Scan the data for "this" and copy the lines it appears in.

::::

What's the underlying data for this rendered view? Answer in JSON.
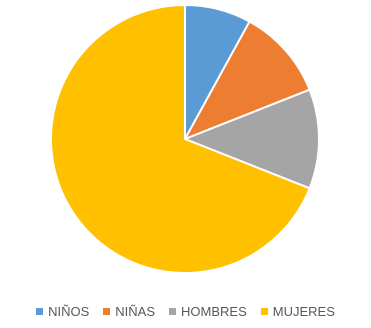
{
  "chart_data": {
    "type": "pie",
    "title": "",
    "categories": [
      "NIÑOS",
      "NIÑAS",
      "HOMBRES",
      "MUJERES"
    ],
    "values": [
      8,
      11,
      12,
      69
    ],
    "colors": [
      "#5B9BD5",
      "#ED7D31",
      "#A5A5A5",
      "#FFC000"
    ],
    "legend_position": "bottom",
    "slice_border_color": "#ffffff",
    "start_angle_deg": 0,
    "direction": "clockwise"
  }
}
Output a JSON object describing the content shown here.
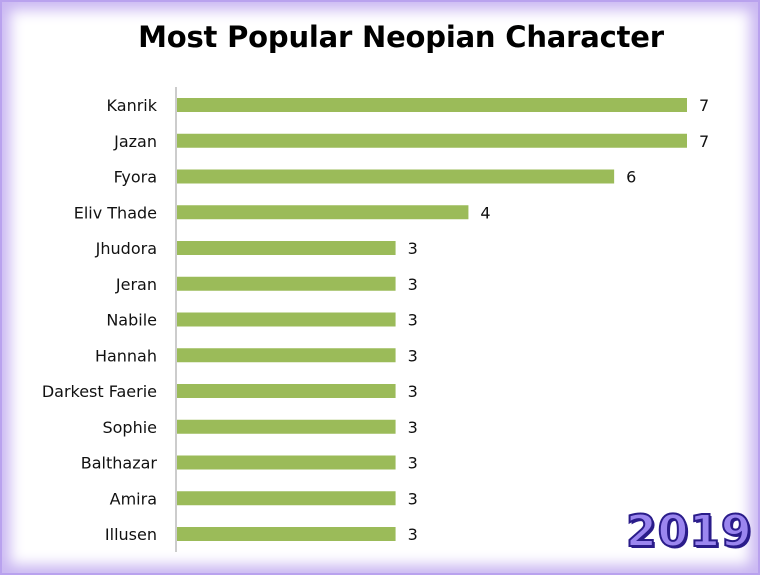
{
  "chart_data": {
    "type": "bar",
    "orientation": "horizontal",
    "title": "Most Popular Neopian Character",
    "categories": [
      "Kanrik",
      "Jazan",
      "Fyora",
      "Eliv Thade",
      "Jhudora",
      "Jeran",
      "Nabile",
      "Hannah",
      "Darkest Faerie",
      "Sophie",
      "Balthazar",
      "Amira",
      "Illusen"
    ],
    "values": [
      7,
      7,
      6,
      4,
      3,
      3,
      3,
      3,
      3,
      3,
      3,
      3,
      3
    ],
    "xlabel": "",
    "ylabel": "",
    "xlim": [
      0,
      7
    ],
    "grid": false,
    "data_labels": true,
    "bar_color": "#9bbb59"
  },
  "year_badge": "2019",
  "colors": {
    "frame_glow": "#c9b6f2",
    "badge_fill": "#9b86ef",
    "badge_outline": "#2a1c8a"
  }
}
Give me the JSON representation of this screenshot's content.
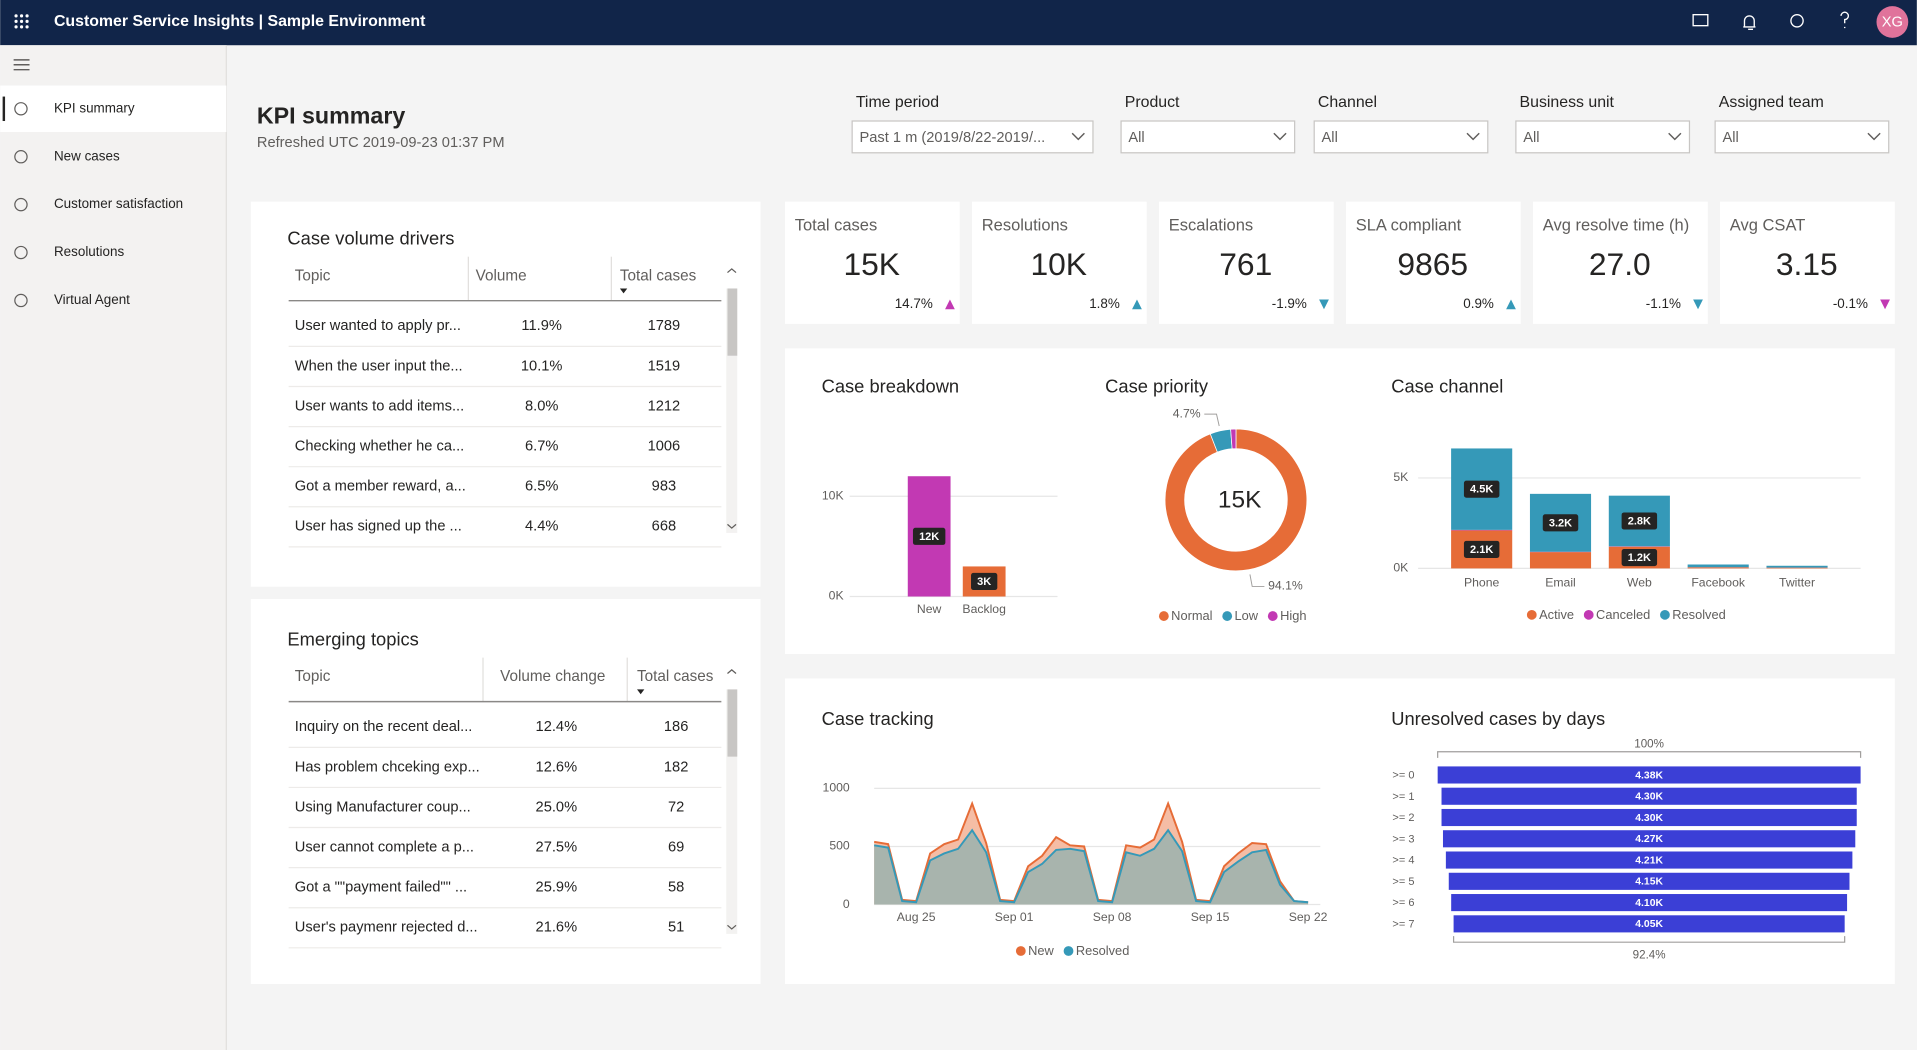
{
  "header": {
    "app_title": "Customer Service Insights | Sample Environment",
    "avatar": "XG"
  },
  "nav": [
    "KPI summary",
    "New cases",
    "Customer satisfaction",
    "Resolutions",
    "Virtual Agent"
  ],
  "page": {
    "title": "KPI summary",
    "refreshed": "Refreshed UTC 2019-09-23 01:37 PM"
  },
  "filters": [
    {
      "label": "Time period",
      "value": "Past 1 m (2019/8/22-2019/..."
    },
    {
      "label": "Product",
      "value": "All"
    },
    {
      "label": "Channel",
      "value": "All"
    },
    {
      "label": "Business unit",
      "value": "All"
    },
    {
      "label": "Assigned team",
      "value": "All"
    }
  ],
  "case_volume_drivers": {
    "title": "Case volume drivers",
    "columns": [
      "Topic",
      "Volume",
      "Total cases"
    ],
    "rows": [
      [
        "User wanted to apply pr...",
        "11.9%",
        "1789"
      ],
      [
        "When the user input the...",
        "10.1%",
        "1519"
      ],
      [
        "User wants to add items...",
        "8.0%",
        "1212"
      ],
      [
        "Checking whether he ca...",
        "6.7%",
        "1006"
      ],
      [
        "Got a member reward, a...",
        "6.5%",
        "983"
      ],
      [
        "User has signed up the ...",
        "4.4%",
        "668"
      ]
    ]
  },
  "emerging_topics": {
    "title": "Emerging topics",
    "columns": [
      "Topic",
      "Volume change",
      "Total cases"
    ],
    "rows": [
      [
        "Inquiry on the recent deal...",
        "12.4%",
        "186"
      ],
      [
        "Has problem chceking exp...",
        "12.6%",
        "182"
      ],
      [
        "Using Manufacturer coup...",
        "25.0%",
        "72"
      ],
      [
        "User cannot complete a p...",
        "27.5%",
        "69"
      ],
      [
        "Got a \"\"payment failed\"\" ...",
        "25.9%",
        "58"
      ],
      [
        "User's paymenr rejected d...",
        "21.6%",
        "51"
      ]
    ]
  },
  "kpis": [
    {
      "label": "Total cases",
      "value": "15K",
      "change": "14.7%",
      "trend": "up",
      "trend_color": "#c239b3"
    },
    {
      "label": "Resolutions",
      "value": "10K",
      "change": "1.8%",
      "trend": "up",
      "trend_color": "#3599b8"
    },
    {
      "label": "Escalations",
      "value": "761",
      "change": "-1.9%",
      "trend": "down",
      "trend_color": "#3599b8"
    },
    {
      "label": "SLA compliant",
      "value": "9865",
      "change": "0.9%",
      "trend": "up",
      "trend_color": "#3599b8"
    },
    {
      "label": "Avg resolve time (h)",
      "value": "27.0",
      "change": "-1.1%",
      "trend": "down",
      "trend_color": "#3599b8"
    },
    {
      "label": "Avg CSAT",
      "value": "3.15",
      "change": "-0.1%",
      "trend": "down",
      "trend_color": "#c239b3"
    }
  ],
  "chart_data": [
    {
      "type": "bar",
      "title": "Case breakdown",
      "categories": [
        "New",
        "Backlog"
      ],
      "values": [
        12000,
        3000
      ],
      "value_labels": [
        "12K",
        "3K"
      ],
      "colors": [
        "#c239b3",
        "#e66c37"
      ],
      "ylim": [
        0,
        12000
      ],
      "yticks": [
        {
          "value": 0,
          "label": "0K"
        },
        {
          "value": 10000,
          "label": "10K"
        }
      ],
      "grid": true
    },
    {
      "type": "donut",
      "title": "Case priority",
      "center_label": "15K",
      "categories": [
        "Normal",
        "Low",
        "High"
      ],
      "values": [
        94.1,
        4.7,
        1.2
      ],
      "value_labels": [
        "94.1%",
        "4.7%",
        null
      ],
      "colors": [
        "#e66c37",
        "#3599b8",
        "#c239b3"
      ]
    },
    {
      "type": "stacked_bar",
      "title": "Case channel",
      "categories": [
        "Phone",
        "Email",
        "Web",
        "Facebook",
        "Twitter"
      ],
      "series": [
        {
          "name": "Active",
          "color": "#e66c37",
          "values": [
            2100,
            900,
            1200,
            60,
            40
          ],
          "value_labels": [
            "2.1K",
            null,
            "1.2K",
            null,
            null
          ]
        },
        {
          "name": "Canceled",
          "color": "#c239b3",
          "values": [
            30,
            20,
            20,
            5,
            5
          ],
          "value_labels": [
            null,
            null,
            null,
            null,
            null
          ]
        },
        {
          "name": "Resolved",
          "color": "#3599b8",
          "values": [
            4500,
            3200,
            2800,
            150,
            100
          ],
          "value_labels": [
            "4.5K",
            "3.2K",
            "2.8K",
            null,
            null
          ]
        }
      ],
      "ylim": [
        0,
        7000
      ],
      "yticks": [
        {
          "value": 0,
          "label": "0K"
        },
        {
          "value": 5000,
          "label": "5K"
        }
      ],
      "grid": true
    },
    {
      "type": "area",
      "title": "Case tracking",
      "categories": [
        null,
        null,
        null,
        "Aug 25",
        null,
        null,
        null,
        null,
        null,
        null,
        "Sep 01",
        null,
        null,
        null,
        null,
        null,
        null,
        "Sep 08",
        null,
        null,
        null,
        null,
        null,
        null,
        "Sep 15",
        null,
        null,
        null,
        null,
        null,
        null,
        "Sep 22"
      ],
      "series": [
        {
          "name": "New",
          "color": "#e66c37",
          "fill": "#f4b9a0",
          "values": [
            540,
            520,
            40,
            30,
            440,
            520,
            560,
            870,
            530,
            40,
            30,
            330,
            420,
            580,
            510,
            500,
            40,
            30,
            510,
            490,
            560,
            870,
            540,
            40,
            30,
            330,
            440,
            530,
            520,
            200,
            30,
            20
          ]
        },
        {
          "name": "Resolved",
          "color": "#3599b8",
          "fill": "#a3b3ad",
          "values": [
            510,
            490,
            30,
            20,
            380,
            440,
            480,
            640,
            450,
            30,
            20,
            280,
            350,
            470,
            480,
            460,
            30,
            20,
            450,
            420,
            480,
            640,
            460,
            30,
            20,
            280,
            370,
            450,
            470,
            170,
            30,
            20
          ]
        }
      ],
      "ylim": [
        0,
        1000
      ],
      "yticks": [
        0,
        500,
        1000
      ],
      "grid": true
    },
    {
      "type": "funnel",
      "title": "Unresolved cases by days",
      "color": "#3b3fd6",
      "top_label": "100%",
      "bottom_label": "92.4%",
      "categories": [
        ">= 0",
        ">= 1",
        ">= 2",
        ">= 3",
        ">= 4",
        ">= 5",
        ">= 6",
        ">= 7"
      ],
      "values": [
        4380,
        4300,
        4300,
        4270,
        4210,
        4150,
        4100,
        4050
      ],
      "value_labels": [
        "4.38K",
        "4.30K",
        "4.30K",
        "4.27K",
        "4.21K",
        "4.15K",
        "4.10K",
        "4.05K"
      ]
    }
  ]
}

::::

- [Result below]:
What's the underlying data for this rendered view? Answer in JSON.
Give me the JSON representation of this screenshot's content.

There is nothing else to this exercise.